■ Written exercise ■
Look for the word "אתכם" in each line and report the count of matching lines, with nothing added.

Data records:
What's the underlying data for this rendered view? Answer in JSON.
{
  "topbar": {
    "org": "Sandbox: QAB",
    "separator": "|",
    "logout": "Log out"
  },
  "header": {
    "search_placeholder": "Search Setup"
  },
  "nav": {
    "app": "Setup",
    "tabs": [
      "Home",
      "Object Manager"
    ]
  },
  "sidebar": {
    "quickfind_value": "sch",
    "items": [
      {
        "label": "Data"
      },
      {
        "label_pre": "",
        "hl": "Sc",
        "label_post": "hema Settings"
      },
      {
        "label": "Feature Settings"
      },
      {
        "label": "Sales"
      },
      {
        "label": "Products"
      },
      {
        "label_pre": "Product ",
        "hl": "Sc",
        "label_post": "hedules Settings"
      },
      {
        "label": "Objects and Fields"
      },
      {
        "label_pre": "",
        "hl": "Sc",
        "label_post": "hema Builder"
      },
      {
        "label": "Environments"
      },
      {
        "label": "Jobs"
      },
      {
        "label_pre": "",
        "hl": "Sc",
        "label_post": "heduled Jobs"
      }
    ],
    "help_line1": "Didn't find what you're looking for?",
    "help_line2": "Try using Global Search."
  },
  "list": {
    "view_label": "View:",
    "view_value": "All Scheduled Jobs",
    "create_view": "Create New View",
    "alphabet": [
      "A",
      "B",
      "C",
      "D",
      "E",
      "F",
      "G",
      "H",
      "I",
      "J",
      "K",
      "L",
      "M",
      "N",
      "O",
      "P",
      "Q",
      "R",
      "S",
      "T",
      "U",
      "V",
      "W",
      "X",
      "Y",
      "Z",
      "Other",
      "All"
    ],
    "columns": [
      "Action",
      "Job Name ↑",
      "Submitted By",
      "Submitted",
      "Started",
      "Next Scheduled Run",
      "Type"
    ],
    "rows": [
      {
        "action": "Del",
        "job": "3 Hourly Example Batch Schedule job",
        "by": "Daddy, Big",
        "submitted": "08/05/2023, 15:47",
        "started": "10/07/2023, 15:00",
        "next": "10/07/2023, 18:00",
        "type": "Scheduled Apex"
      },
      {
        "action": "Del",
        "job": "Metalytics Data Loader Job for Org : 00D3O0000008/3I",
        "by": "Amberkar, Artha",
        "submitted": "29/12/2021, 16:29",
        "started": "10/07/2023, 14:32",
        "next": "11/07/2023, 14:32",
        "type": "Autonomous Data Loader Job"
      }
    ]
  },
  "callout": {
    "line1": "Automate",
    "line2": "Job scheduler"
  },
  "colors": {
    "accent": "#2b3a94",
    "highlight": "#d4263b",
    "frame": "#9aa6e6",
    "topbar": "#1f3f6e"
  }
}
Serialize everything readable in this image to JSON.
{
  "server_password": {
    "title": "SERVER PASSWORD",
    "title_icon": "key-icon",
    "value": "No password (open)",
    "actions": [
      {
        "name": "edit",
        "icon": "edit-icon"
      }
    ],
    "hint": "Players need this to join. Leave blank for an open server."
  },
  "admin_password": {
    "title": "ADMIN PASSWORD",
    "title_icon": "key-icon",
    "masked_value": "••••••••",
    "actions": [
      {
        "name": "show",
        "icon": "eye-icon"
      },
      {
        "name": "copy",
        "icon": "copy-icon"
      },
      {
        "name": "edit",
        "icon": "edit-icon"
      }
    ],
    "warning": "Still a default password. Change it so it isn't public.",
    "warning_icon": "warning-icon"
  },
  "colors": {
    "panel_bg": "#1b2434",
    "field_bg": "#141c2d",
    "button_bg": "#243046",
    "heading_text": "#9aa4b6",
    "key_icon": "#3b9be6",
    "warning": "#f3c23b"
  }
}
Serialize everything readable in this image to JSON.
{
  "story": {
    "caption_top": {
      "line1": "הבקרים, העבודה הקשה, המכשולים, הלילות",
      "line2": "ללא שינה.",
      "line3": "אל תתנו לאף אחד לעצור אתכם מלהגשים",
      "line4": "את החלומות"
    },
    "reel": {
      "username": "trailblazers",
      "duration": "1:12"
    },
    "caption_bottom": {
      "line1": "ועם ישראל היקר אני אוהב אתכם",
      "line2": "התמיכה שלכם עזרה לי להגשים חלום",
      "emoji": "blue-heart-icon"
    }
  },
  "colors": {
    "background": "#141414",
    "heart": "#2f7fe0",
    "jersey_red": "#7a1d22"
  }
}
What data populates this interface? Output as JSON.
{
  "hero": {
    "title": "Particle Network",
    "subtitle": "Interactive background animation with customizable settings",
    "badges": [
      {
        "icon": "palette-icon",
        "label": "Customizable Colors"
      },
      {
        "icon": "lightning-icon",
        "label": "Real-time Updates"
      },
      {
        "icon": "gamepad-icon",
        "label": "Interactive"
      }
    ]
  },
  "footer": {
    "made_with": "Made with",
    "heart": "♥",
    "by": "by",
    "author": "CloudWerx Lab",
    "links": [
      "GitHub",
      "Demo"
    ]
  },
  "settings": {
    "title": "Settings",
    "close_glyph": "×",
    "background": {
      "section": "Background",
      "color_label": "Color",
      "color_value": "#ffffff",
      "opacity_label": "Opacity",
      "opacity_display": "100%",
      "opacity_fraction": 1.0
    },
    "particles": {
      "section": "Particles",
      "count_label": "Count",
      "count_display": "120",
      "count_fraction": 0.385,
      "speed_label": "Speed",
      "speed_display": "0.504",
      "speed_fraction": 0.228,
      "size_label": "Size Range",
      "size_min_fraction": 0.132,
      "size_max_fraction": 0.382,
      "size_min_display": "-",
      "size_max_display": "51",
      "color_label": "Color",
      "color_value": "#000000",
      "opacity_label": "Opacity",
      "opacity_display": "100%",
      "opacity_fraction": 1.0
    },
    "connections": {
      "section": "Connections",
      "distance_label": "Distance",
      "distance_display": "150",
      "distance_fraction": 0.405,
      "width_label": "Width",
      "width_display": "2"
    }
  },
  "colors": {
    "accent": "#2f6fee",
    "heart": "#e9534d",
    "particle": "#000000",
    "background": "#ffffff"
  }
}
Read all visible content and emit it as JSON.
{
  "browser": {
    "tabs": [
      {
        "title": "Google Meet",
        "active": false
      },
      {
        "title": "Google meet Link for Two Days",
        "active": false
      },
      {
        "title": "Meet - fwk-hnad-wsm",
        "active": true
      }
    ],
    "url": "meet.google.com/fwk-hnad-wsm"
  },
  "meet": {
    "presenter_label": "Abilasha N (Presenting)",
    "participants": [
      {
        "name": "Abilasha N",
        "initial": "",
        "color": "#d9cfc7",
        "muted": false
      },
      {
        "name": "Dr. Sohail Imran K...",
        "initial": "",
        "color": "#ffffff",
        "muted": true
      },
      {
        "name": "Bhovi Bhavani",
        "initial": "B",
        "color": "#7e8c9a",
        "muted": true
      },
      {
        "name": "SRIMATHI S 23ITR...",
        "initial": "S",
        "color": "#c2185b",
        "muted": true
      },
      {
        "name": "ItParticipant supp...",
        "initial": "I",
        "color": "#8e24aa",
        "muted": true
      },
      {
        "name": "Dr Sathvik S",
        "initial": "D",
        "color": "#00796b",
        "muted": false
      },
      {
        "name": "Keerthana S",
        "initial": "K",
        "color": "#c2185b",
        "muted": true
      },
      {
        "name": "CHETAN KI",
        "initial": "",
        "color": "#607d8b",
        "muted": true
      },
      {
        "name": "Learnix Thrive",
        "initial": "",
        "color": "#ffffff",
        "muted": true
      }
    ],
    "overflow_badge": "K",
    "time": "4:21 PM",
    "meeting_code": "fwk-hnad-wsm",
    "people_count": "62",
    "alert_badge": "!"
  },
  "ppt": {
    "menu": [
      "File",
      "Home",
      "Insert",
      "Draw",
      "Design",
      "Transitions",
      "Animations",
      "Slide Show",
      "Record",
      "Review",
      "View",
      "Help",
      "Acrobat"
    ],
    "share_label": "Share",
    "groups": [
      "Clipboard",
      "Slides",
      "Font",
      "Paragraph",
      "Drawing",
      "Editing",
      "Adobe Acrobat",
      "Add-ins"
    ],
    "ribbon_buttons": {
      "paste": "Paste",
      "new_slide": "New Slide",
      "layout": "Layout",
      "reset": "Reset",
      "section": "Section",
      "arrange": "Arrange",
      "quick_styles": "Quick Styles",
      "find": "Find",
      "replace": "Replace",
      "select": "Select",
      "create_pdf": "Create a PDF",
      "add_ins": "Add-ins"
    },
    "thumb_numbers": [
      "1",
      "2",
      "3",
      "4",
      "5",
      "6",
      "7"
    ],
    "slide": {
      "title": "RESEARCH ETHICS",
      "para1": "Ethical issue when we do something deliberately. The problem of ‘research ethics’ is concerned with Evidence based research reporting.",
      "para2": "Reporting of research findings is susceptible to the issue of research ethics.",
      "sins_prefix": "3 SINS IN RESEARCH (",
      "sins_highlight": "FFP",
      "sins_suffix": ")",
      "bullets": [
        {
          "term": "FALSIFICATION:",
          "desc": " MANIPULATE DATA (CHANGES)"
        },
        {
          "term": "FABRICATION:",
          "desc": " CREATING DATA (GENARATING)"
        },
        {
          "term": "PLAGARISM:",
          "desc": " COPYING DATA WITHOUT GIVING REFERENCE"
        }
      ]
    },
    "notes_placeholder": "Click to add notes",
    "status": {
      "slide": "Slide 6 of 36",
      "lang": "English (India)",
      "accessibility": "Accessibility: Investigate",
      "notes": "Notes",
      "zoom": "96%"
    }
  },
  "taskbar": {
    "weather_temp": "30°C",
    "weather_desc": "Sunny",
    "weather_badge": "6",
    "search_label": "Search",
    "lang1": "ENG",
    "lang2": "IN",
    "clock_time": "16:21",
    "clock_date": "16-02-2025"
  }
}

■ Output ■
2